— Start of Records —
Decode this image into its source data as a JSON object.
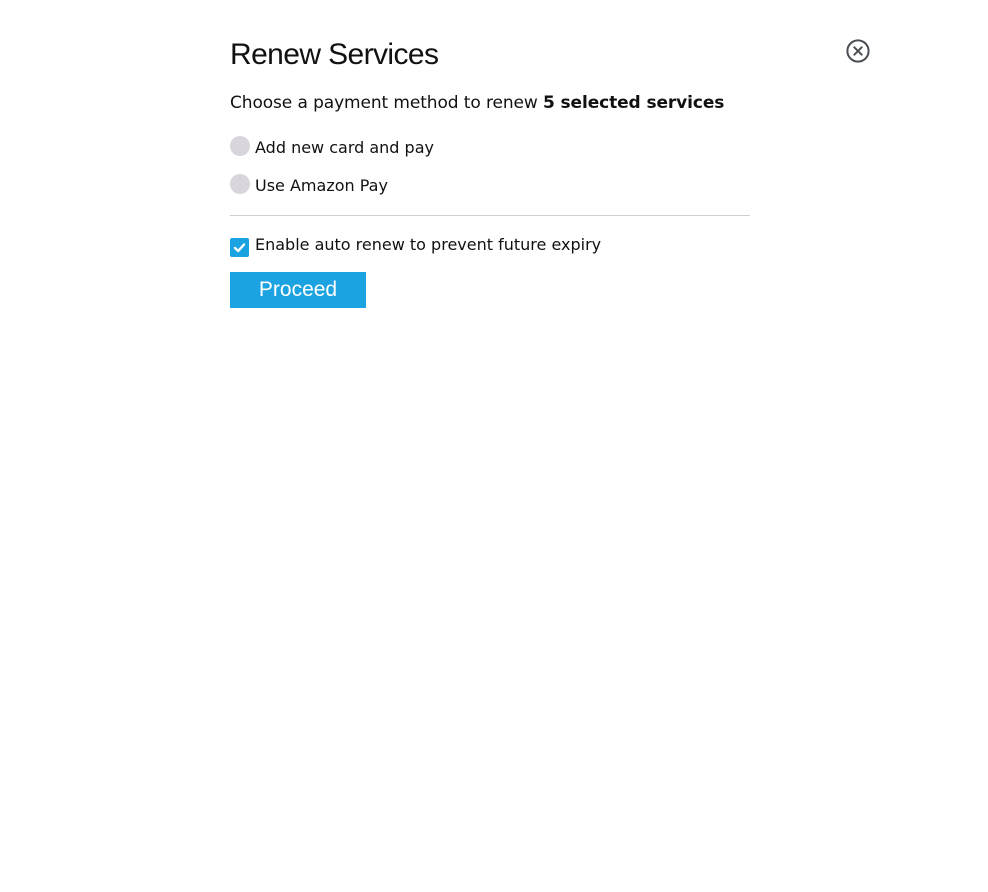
{
  "dialog": {
    "title": "Renew Services",
    "subtitle_prefix": "Choose a payment method to renew ",
    "subtitle_emphasis": "5 selected services"
  },
  "payment_options": [
    {
      "label": "Add new card and pay",
      "selected": false
    },
    {
      "label": "Use Amazon Pay",
      "selected": false
    }
  ],
  "auto_renew": {
    "label": "Enable auto renew to prevent future expiry",
    "checked": true
  },
  "actions": {
    "proceed_label": "Proceed"
  },
  "icons": {
    "close": "close-circle-icon",
    "check": "checkmark-icon"
  },
  "colors": {
    "accent": "#1aa3e0",
    "radio_unselected": "#d8d6dc",
    "divider": "#cfcfcf",
    "close_icon": "#4a4f55"
  }
}
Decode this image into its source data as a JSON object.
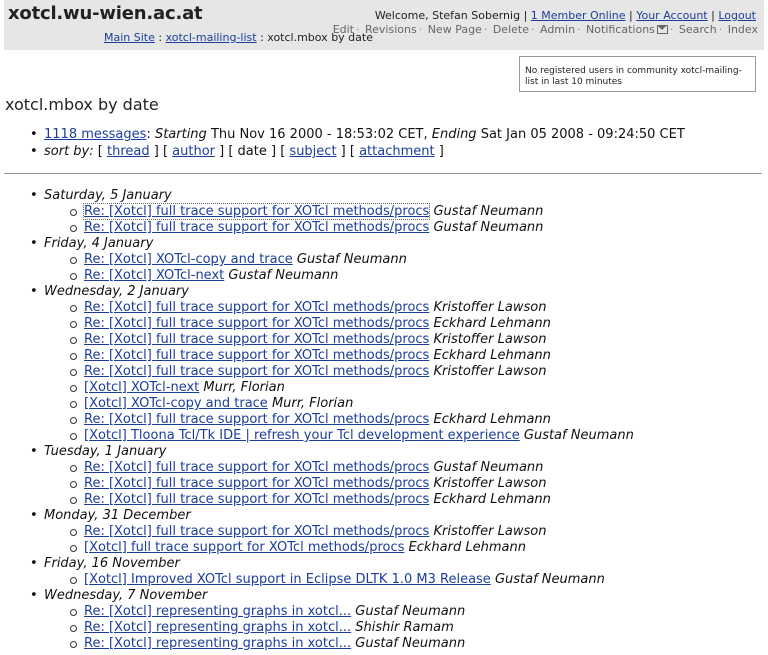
{
  "site": {
    "title": "xotcl.wu-wien.ac.at"
  },
  "breadcrumb": {
    "main": "Main Site",
    "sep1": " : ",
    "list": "xotcl-mailing-list",
    "sep2": " : ",
    "current": "xotcl.mbox by date"
  },
  "user": {
    "welcome": "Welcome, Stefan Sobernig",
    "members_online": "1 Member Online",
    "account": "Your Account",
    "logout": "Logout"
  },
  "actions": [
    "Edit",
    "Revisions",
    "New Page",
    "Delete",
    "Admin",
    "Notifications",
    "Search",
    "Index"
  ],
  "online_box": {
    "text": "No registered users in community xotcl-mailing-list in last 10 minutes"
  },
  "page_title": "xotcl.mbox by date",
  "summary": {
    "messages_link": "1118 messages",
    "starting_label": "Starting",
    "starting_value": "Thu Nov 16 2000 - 18:53:02 CET,",
    "ending_label": "Ending",
    "ending_value": "Sat Jan 05 2008 - 09:24:50 CET",
    "sort_label": "sort by:",
    "sort_thread": "thread",
    "sort_author": "author",
    "sort_date": "date",
    "sort_subject": "subject",
    "sort_attachment": "attachment"
  },
  "days": [
    {
      "label": "Saturday, 5 January",
      "messages": [
        {
          "subject": "Re: [Xotcl] full trace support for XOTcl methods/procs",
          "author": "Gustaf Neumann"
        },
        {
          "subject": "Re: [Xotcl] full trace support for XOTcl methods/procs",
          "author": "Gustaf Neumann"
        }
      ]
    },
    {
      "label": "Friday, 4 January",
      "messages": [
        {
          "subject": "Re: [Xotcl] XOTcl-copy and trace",
          "author": "Gustaf Neumann"
        },
        {
          "subject": "Re: [Xotcl] XOTcl-next",
          "author": "Gustaf Neumann"
        }
      ]
    },
    {
      "label": "Wednesday, 2 January",
      "messages": [
        {
          "subject": "Re: [Xotcl] full trace support for XOTcl methods/procs",
          "author": "Kristoffer Lawson"
        },
        {
          "subject": "Re: [Xotcl] full trace support for XOTcl methods/procs",
          "author": "Eckhard Lehmann"
        },
        {
          "subject": "Re: [Xotcl] full trace support for XOTcl methods/procs",
          "author": "Kristoffer Lawson"
        },
        {
          "subject": "Re: [Xotcl] full trace support for XOTcl methods/procs",
          "author": "Eckhard Lehmann"
        },
        {
          "subject": "Re: [Xotcl] full trace support for XOTcl methods/procs",
          "author": "Kristoffer Lawson"
        },
        {
          "subject": "[Xotcl] XOTcl-next",
          "author": "Murr, Florian"
        },
        {
          "subject": "[Xotcl] XOTcl-copy and trace",
          "author": "Murr, Florian"
        },
        {
          "subject": "Re: [Xotcl] full trace support for XOTcl methods/procs",
          "author": "Eckhard Lehmann"
        },
        {
          "subject": "[Xotcl] Tloona Tcl/Tk IDE | refresh your Tcl development experience",
          "author": "Gustaf Neumann"
        }
      ]
    },
    {
      "label": "Tuesday, 1 January",
      "messages": [
        {
          "subject": "Re: [Xotcl] full trace support for XOTcl methods/procs",
          "author": "Gustaf Neumann"
        },
        {
          "subject": "Re: [Xotcl] full trace support for XOTcl methods/procs",
          "author": "Kristoffer Lawson"
        },
        {
          "subject": "Re: [Xotcl] full trace support for XOTcl methods/procs",
          "author": "Eckhard Lehmann"
        }
      ]
    },
    {
      "label": "Monday, 31 December",
      "messages": [
        {
          "subject": "Re: [Xotcl] full trace support for XOTcl methods/procs",
          "author": "Kristoffer Lawson"
        },
        {
          "subject": "[Xotcl] full trace support for XOTcl methods/procs",
          "author": "Eckhard Lehmann"
        }
      ]
    },
    {
      "label": "Friday, 16 November",
      "messages": [
        {
          "subject": "[Xotcl] Improved XOTcl support in Eclipse DLTK 1.0 M3 Release",
          "author": "Gustaf Neumann"
        }
      ]
    },
    {
      "label": "Wednesday, 7 November",
      "messages": [
        {
          "subject": "Re: [Xotcl] representing graphs in xotcl...",
          "author": "Gustaf Neumann"
        },
        {
          "subject": "Re: [Xotcl] representing graphs in xotcl...",
          "author": "Shishir Ramam"
        },
        {
          "subject": "Re: [Xotcl] representing graphs in xotcl...",
          "author": "Gustaf Neumann"
        }
      ]
    }
  ]
}
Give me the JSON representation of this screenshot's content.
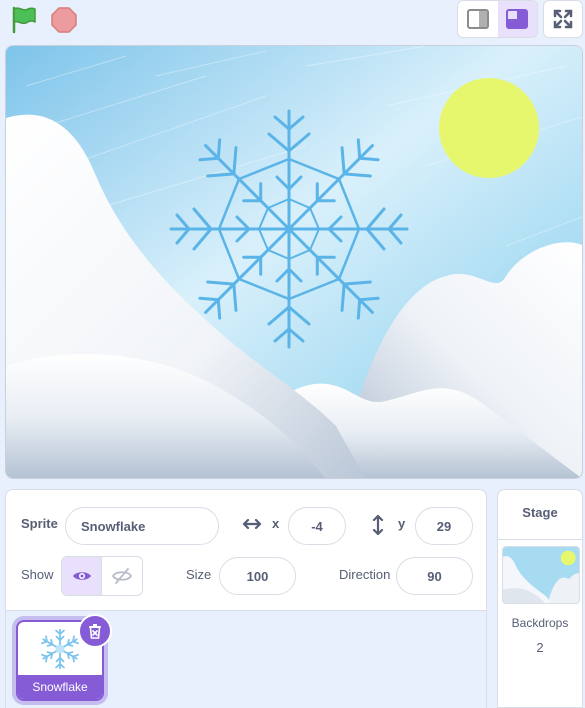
{
  "controls": {
    "green_flag_color": "#4cbf56",
    "stop_color": "#ec9c9c"
  },
  "sprite_info": {
    "sprite_label": "Sprite",
    "sprite_name": "Snowflake",
    "x_label": "x",
    "x_value": "-4",
    "y_label": "y",
    "y_value": "29",
    "show_label": "Show",
    "size_label": "Size",
    "size_value": "100",
    "direction_label": "Direction",
    "direction_value": "90"
  },
  "sprites": [
    {
      "name": "Snowflake"
    }
  ],
  "stage_panel": {
    "title": "Stage",
    "backdrops_label": "Backdrops",
    "backdrops_count": "2"
  },
  "colors": {
    "accent": "#855cd6",
    "text": "#575e75",
    "sun": "#e6f76e",
    "snowflake": "#5ab4e8"
  }
}
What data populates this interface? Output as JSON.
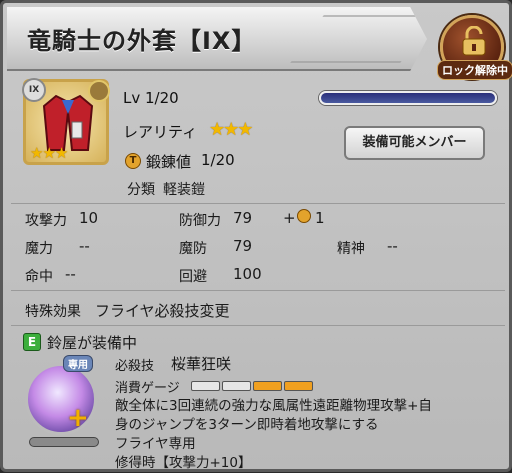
{
  "title": "竜騎士の外套【IX】",
  "lock": {
    "label": "ロック解除中",
    "icon": "unlocked-padlock-icon"
  },
  "item": {
    "icon": "red-coat-icon",
    "rank_badge": "IX",
    "icon_stars": "★★★",
    "level_label": "Lv",
    "level_value": "1/20",
    "level_progress": 0.0,
    "rarity_label": "レアリティ",
    "rarity_stars": "★★★",
    "forge_label": "鍛錬値",
    "forge_value": "1/20",
    "category_label": "分類",
    "category_value": "軽装鎧"
  },
  "equip_button": "装備可能メンバー",
  "stats": {
    "atk_label": "攻撃力",
    "atk": "10",
    "def_label": "防御力",
    "def": "79",
    "def_bonus": "+",
    "def_bonus_val": "1",
    "mag_label": "魔力",
    "mag": "--",
    "mdef_label": "魔防",
    "mdef": "79",
    "spr_label": "精神",
    "spr": "--",
    "acc_label": "命中",
    "acc": "--",
    "eva_label": "回避",
    "eva": "100"
  },
  "effect": {
    "label": "特殊効果",
    "value": "フライヤ必殺技変更"
  },
  "equip": {
    "badge": "E",
    "equipped_text": "鈴屋が装備中",
    "exclusive_tag": "専用",
    "skill_tag": "必殺技",
    "skill_name": "桜華狂咲",
    "gauge_label": "消費ゲージ",
    "gauge_segments": 4,
    "gauge_filled": 2,
    "desc_lines": [
      "敵全体に3回連続の強力な風属性遠距離物理攻撃+自",
      "身のジャンプを3ターン即時着地攻撃にする",
      "フライヤ専用",
      "修得時【攻撃力+10】"
    ]
  },
  "colors": {
    "accent_gold": "#f2b800",
    "gauge_on": "#f0a020",
    "lv_bar": "#2a2f7a"
  }
}
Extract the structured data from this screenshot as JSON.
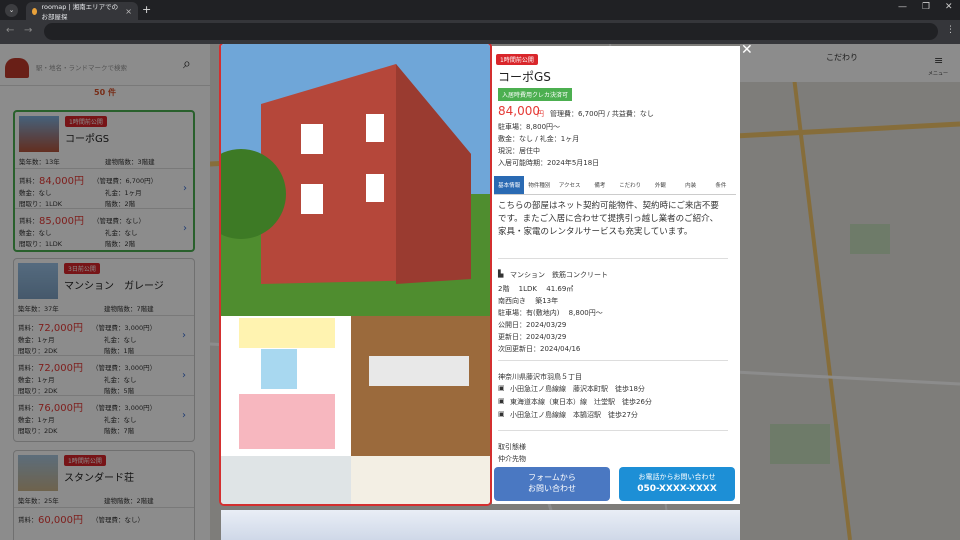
{
  "browser": {
    "tab_title": "roomap | 湘南エリアでのお部屋探",
    "tab_close": "×",
    "new_tab": "+",
    "tab_menu": "⌄",
    "back": "←",
    "forward": "→",
    "minimize": "—",
    "maximize": "❐",
    "close": "✕",
    "menu": "⋮"
  },
  "search": {
    "placeholder": "駅・地名・ランドマークで検索",
    "icon": "search-icon"
  },
  "result_count": "50 件",
  "listings": [
    {
      "badge": "1時間前公開",
      "name": "コーポGS",
      "age": "築年数：13年",
      "floors": "建物階数：3階建",
      "units": [
        {
          "rent": "84,000円",
          "fee": "（管理費：6,700円）",
          "deposit": "敷金：なし",
          "key": "礼金：1ヶ月",
          "layout": "間取り：1LDK",
          "floor": "階数：2階"
        },
        {
          "rent": "85,000円",
          "fee": "（管理費：なし）",
          "deposit": "敷金：なし",
          "key": "礼金：なし",
          "layout": "間取り：1LDK",
          "floor": "階数：2階"
        }
      ]
    },
    {
      "badge": "3日前公開",
      "name": "マンション　ガレージ",
      "age": "築年数：37年",
      "floors": "建物階数：7階建",
      "units": [
        {
          "rent": "72,000円",
          "fee": "（管理費：3,000円）",
          "deposit": "敷金：1ヶ月",
          "key": "礼金：なし",
          "layout": "間取り：2DK",
          "floor": "階数：1階"
        },
        {
          "rent": "72,000円",
          "fee": "（管理費：3,000円）",
          "deposit": "敷金：1ヶ月",
          "key": "礼金：なし",
          "layout": "間取り：2DK",
          "floor": "階数：5階"
        },
        {
          "rent": "76,000円",
          "fee": "（管理費：3,000円）",
          "deposit": "敷金：1ヶ月",
          "key": "礼金：なし",
          "layout": "間取り：2DK",
          "floor": "階数：7階"
        }
      ]
    },
    {
      "badge": "1時間前公開",
      "name": "スタンダード荘",
      "age": "築年数：25年",
      "floors": "建物階数：2階建",
      "units": [
        {
          "rent": "60,000円",
          "fee": "（管理費：なし）"
        }
      ]
    }
  ],
  "map_header": {
    "filter": "こだわり",
    "menu": "メニュー"
  },
  "detail": {
    "badge": "1時間前公開",
    "name": "コーポGS",
    "card_tag": "入居時費用クレカ決済可",
    "rent": "84,000",
    "rent_unit": "円",
    "fee": "管理費：6,700円 / 共益費：なし",
    "parking": "駐車場：8,800円～",
    "deposit": "敷金：なし / 礼金：1ヶ月",
    "status": "現況：居住中",
    "move_in": "入居可能時期：2024年5月18日",
    "tabs": [
      "基本情報",
      "物件種別",
      "アクセス",
      "備考",
      "こだわり",
      "外観",
      "内装",
      "条件"
    ],
    "description": "こちらの部屋はネット契約可能物件、契約時にご来店不要です。またご入居に合わせて提携引っ越し業者のご紹介、家具・家電のレンタルサービスも充実しています。",
    "structure": "マンション　鉄筋コンクリート",
    "spec": "2階　 1LDK　 41.69㎡",
    "direction": "南西向き　 築13年",
    "parking2": "駐車場：有(敷地内)　 8,800円～",
    "published": "公開日：2024/03/29",
    "updated": "更新日：2024/03/29",
    "next_update": "次回更新日：2024/04/16",
    "address": "神奈川県藤沢市羽鳥５丁目",
    "stations": [
      "小田急江ノ島線線　藤沢本町駅　徒歩18分",
      "東海道本線（東日本）線　辻堂駅　徒歩26分",
      "小田急江ノ島線線　本鵠沼駅　徒歩27分"
    ],
    "deal_type": "取引態様",
    "deal_value": "仲介先物",
    "cta_form": "フォームから\nお問い合わせ",
    "cta_phone_label": "お電話からお問い合わせ",
    "cta_phone_number": "050-XXXX-XXXX"
  },
  "colors": {
    "accent": "#2a6ab3",
    "price": "#e53935",
    "badge": "#d9262b",
    "selected": "#4caf50"
  }
}
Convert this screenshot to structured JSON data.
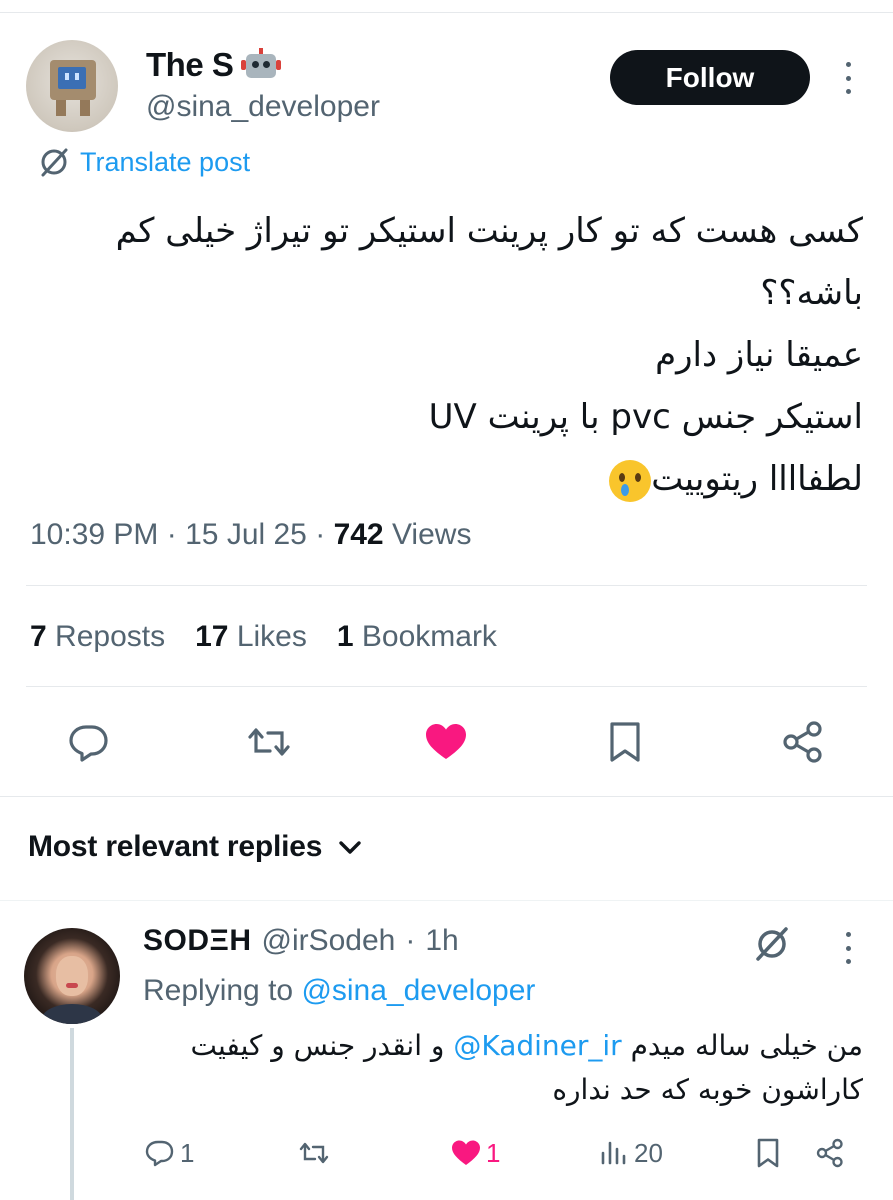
{
  "post": {
    "display_name": "The S",
    "handle": "@sina_developer",
    "follow_label": "Follow",
    "translate_label": "Translate post",
    "body_lines": [
      "کسی هست که تو کار پرینت استیکر تو تیراژ خیلی کم",
      "باشه؟؟",
      "عمیقا نیاز دارم",
      "استیکر جنس pvc با پرینت UV",
      "لطفاااا ریتوییت"
    ],
    "time": "10:39 PM",
    "date": "15 Jul 25",
    "views_count": "742",
    "views_label": "Views",
    "separator": "·",
    "reposts_count": "7",
    "reposts_label": "Reposts",
    "likes_count": "17",
    "likes_label": "Likes",
    "bookmarks_count": "1",
    "bookmarks_label": "Bookmark",
    "liked": true
  },
  "replies_header": {
    "label": "Most relevant replies"
  },
  "reply": {
    "display_name": "SODΞH",
    "handle": "@irSodeh",
    "time_ago": "1h",
    "separator": "·",
    "replying_prefix": "Replying to",
    "replying_mention": "@sina_developer",
    "body_line1_before": "من خیلی ساله میدم",
    "body_mention": "@Kadiner_ir",
    "body_line1_after": "و انقدر جنس و کیفیت",
    "body_line2": "کاراشون خوبه که حد نداره",
    "reply_count": "1",
    "like_count": "1",
    "views_count": "20"
  },
  "colors": {
    "text": "#0f1419",
    "secondary": "#536471",
    "link": "#1d9bf0",
    "like": "#f91880",
    "divider": "#e6e9ec"
  },
  "icons": {
    "translate": "globe-slash-icon",
    "reply": "reply-bubble-icon",
    "repost": "repost-icon",
    "like": "heart-icon",
    "bookmark": "bookmark-icon",
    "share": "share-icon",
    "more": "more-vertical-icon",
    "grok": "grok-icon",
    "views": "views-bar-icon",
    "chevron": "chevron-down-icon"
  }
}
— End of Records —
**Written request**
Locate the lines above that contain "handle" and copy them.

**Result of the exercise**
    "handle": "@sina_developer",
    "handle": "@irSodeh",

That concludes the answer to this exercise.